What is needed: In the material below, the lines containing the word "August" are required; copy each of them.

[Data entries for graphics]
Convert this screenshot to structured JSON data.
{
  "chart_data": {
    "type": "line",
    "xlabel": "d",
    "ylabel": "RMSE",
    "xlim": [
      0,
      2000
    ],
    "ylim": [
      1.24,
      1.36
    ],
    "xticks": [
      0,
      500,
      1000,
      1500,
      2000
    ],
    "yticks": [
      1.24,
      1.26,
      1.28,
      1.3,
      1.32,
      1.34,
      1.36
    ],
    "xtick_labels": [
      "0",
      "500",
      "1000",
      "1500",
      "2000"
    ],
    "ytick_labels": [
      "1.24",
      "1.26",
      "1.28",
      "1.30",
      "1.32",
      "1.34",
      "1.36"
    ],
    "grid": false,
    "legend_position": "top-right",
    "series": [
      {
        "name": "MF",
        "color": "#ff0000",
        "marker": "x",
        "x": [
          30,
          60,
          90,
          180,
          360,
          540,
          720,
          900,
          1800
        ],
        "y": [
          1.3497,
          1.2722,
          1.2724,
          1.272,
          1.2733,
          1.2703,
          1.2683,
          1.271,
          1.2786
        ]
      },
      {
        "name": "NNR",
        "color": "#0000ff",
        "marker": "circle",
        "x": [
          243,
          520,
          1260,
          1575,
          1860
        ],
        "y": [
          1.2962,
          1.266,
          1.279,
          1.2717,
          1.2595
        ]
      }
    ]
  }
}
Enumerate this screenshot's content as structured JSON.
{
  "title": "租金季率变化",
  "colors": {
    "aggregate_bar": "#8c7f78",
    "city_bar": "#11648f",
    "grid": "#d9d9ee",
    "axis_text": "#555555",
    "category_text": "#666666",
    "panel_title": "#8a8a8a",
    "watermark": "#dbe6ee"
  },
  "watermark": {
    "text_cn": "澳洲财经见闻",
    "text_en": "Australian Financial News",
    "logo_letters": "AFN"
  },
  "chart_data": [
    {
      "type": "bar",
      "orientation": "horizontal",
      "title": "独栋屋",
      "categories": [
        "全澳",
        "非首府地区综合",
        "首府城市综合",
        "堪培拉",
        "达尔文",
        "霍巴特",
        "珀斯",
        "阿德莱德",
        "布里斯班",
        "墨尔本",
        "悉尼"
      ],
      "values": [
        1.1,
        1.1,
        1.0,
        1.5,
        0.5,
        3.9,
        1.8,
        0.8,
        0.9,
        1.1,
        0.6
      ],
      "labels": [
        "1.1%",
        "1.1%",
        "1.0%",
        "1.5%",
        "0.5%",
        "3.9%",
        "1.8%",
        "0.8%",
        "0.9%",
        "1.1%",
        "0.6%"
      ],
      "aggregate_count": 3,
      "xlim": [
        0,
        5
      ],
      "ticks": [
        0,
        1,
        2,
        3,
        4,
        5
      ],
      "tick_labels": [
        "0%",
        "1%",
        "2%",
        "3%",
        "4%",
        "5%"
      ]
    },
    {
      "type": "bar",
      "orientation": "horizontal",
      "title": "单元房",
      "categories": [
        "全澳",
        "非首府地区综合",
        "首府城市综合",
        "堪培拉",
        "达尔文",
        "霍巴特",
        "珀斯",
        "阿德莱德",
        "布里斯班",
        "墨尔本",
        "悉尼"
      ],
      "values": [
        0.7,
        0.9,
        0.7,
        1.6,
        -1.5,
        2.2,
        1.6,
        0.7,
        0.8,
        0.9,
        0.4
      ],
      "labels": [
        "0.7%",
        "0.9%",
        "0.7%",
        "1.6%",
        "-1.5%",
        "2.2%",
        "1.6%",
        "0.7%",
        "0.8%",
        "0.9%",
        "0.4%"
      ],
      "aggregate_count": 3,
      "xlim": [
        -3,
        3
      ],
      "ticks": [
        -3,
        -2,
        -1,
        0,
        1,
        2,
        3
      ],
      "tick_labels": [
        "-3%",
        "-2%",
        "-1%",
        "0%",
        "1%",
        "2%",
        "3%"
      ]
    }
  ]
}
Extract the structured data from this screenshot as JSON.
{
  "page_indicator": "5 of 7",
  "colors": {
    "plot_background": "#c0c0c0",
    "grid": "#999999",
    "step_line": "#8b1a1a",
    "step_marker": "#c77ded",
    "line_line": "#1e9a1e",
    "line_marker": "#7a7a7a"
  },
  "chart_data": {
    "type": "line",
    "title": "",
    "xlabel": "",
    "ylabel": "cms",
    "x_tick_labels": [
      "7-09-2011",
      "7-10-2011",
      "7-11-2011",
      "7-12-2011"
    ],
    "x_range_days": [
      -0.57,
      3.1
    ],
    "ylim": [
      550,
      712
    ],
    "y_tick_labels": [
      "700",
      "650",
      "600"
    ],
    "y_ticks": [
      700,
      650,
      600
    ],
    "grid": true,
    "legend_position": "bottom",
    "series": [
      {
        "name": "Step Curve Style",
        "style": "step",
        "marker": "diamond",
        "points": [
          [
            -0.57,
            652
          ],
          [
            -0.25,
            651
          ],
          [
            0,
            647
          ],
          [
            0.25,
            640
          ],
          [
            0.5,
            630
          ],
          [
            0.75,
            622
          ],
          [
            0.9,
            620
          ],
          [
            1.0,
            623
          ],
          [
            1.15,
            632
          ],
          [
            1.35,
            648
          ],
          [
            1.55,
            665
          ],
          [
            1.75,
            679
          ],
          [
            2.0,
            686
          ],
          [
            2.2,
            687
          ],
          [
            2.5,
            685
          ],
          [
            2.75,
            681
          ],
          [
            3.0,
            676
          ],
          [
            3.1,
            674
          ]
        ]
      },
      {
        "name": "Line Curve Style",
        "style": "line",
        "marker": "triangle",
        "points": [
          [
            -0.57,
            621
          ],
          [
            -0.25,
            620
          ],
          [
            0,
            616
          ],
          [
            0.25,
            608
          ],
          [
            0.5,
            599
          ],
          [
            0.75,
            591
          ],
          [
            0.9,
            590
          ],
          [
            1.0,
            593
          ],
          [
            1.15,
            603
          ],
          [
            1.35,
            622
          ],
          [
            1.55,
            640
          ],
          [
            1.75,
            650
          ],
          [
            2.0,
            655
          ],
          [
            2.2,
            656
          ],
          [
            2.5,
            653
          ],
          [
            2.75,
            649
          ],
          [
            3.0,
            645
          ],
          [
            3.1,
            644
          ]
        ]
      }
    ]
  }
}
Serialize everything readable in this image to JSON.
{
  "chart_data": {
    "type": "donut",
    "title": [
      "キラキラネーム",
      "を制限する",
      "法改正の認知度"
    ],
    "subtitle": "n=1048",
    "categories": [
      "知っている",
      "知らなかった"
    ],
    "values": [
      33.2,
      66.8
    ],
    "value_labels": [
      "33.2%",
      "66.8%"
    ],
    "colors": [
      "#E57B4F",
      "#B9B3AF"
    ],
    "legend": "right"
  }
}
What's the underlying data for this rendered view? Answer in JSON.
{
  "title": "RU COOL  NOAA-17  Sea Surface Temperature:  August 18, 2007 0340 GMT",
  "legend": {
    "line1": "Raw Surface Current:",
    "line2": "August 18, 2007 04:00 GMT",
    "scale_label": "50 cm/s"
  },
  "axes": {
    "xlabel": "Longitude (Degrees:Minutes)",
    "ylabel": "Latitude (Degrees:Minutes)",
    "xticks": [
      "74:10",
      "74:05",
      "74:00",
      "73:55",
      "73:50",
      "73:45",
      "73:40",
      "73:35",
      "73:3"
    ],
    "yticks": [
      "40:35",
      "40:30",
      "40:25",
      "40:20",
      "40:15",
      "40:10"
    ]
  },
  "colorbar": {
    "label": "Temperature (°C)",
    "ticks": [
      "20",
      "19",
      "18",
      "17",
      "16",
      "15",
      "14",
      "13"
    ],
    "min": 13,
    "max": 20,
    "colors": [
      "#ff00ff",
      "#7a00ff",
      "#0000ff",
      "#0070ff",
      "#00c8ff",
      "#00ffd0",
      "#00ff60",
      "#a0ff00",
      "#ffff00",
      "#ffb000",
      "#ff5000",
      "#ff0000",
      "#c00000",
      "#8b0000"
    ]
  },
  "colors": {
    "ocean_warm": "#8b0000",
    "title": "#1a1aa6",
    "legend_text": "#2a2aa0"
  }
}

Full output:
  "title": "RU COOL  NOAA-17  Sea Surface Temperature:  August 18, 2007 0340 GMT",
    "line2": "August 18, 2007 04:00 GMT",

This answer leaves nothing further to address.